─── Material shown ───

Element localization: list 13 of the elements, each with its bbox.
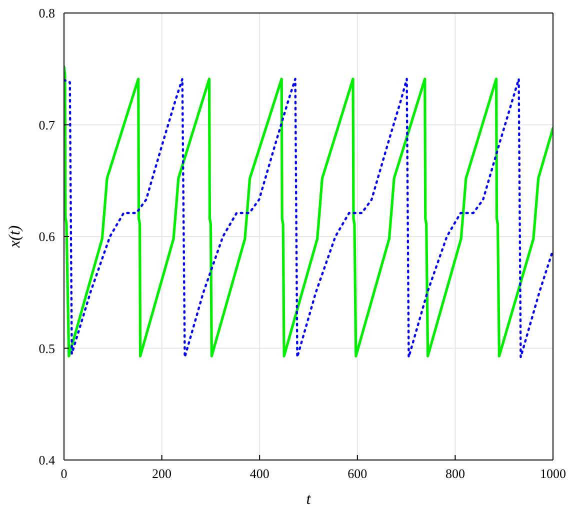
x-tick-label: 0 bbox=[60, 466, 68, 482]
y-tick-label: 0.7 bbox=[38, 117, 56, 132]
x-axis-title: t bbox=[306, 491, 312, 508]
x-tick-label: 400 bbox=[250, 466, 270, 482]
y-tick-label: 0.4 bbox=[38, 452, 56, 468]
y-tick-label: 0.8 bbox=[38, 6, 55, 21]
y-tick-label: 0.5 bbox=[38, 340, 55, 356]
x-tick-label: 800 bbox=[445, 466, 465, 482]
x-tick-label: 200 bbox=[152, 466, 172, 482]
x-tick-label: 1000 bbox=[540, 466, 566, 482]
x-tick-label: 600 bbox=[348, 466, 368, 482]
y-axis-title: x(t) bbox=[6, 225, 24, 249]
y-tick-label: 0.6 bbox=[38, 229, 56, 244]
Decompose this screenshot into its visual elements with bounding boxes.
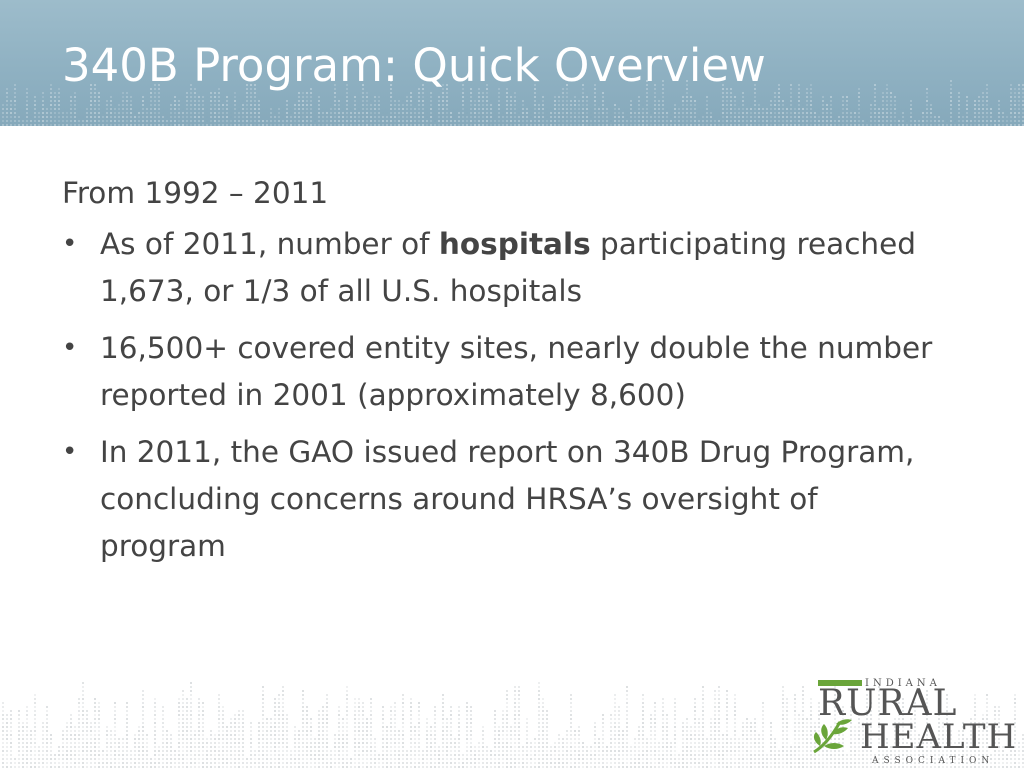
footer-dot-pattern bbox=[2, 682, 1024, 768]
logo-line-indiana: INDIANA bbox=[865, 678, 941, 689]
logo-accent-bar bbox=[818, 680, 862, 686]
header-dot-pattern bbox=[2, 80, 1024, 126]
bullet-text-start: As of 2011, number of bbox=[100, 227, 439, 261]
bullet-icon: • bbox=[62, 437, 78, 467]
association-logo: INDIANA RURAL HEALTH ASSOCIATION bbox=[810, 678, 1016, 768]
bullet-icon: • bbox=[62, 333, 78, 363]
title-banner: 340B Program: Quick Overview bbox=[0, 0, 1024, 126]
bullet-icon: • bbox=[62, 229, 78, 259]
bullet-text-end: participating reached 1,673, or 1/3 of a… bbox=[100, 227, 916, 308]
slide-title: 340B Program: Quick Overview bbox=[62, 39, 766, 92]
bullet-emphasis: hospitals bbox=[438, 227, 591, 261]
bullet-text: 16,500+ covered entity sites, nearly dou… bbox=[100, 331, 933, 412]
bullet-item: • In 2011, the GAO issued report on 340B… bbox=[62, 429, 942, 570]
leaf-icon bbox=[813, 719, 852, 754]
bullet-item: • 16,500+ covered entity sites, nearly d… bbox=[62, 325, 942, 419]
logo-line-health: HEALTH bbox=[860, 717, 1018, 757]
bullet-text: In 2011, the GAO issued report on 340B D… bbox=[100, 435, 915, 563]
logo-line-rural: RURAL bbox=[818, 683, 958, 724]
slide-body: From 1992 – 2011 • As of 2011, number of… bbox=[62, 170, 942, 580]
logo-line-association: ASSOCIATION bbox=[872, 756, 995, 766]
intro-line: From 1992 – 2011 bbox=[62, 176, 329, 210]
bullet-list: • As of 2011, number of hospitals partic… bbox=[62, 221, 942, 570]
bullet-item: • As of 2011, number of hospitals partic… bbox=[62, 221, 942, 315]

───
─── Material shown ───

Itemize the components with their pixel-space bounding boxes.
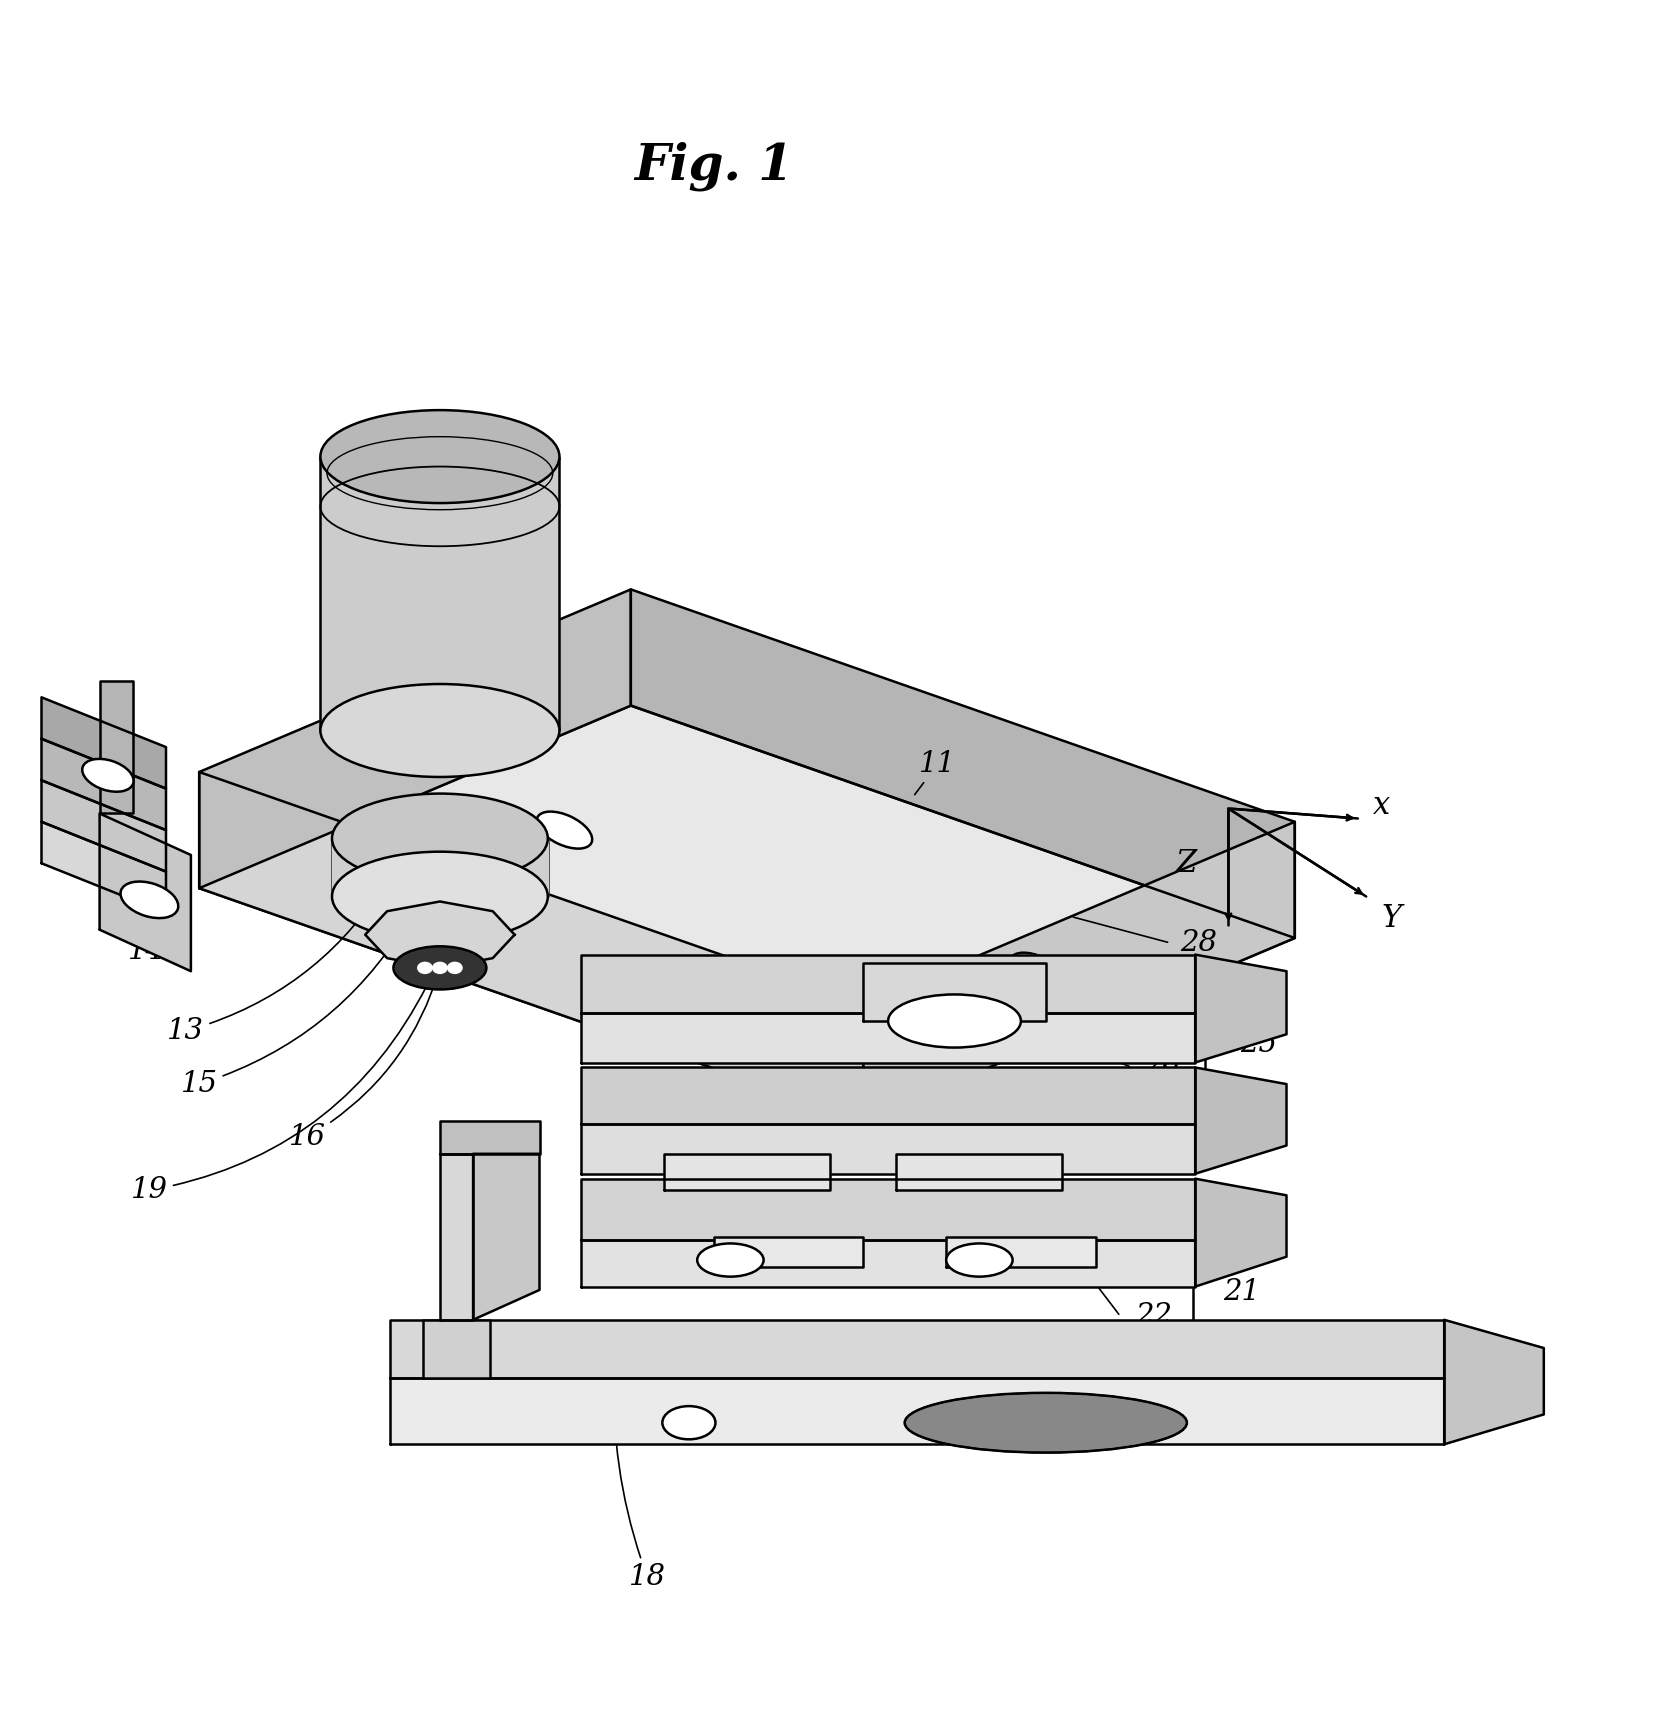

───

Set problem –
How many lines of the listing contain the string "slide"? Give only the number.

Result –
2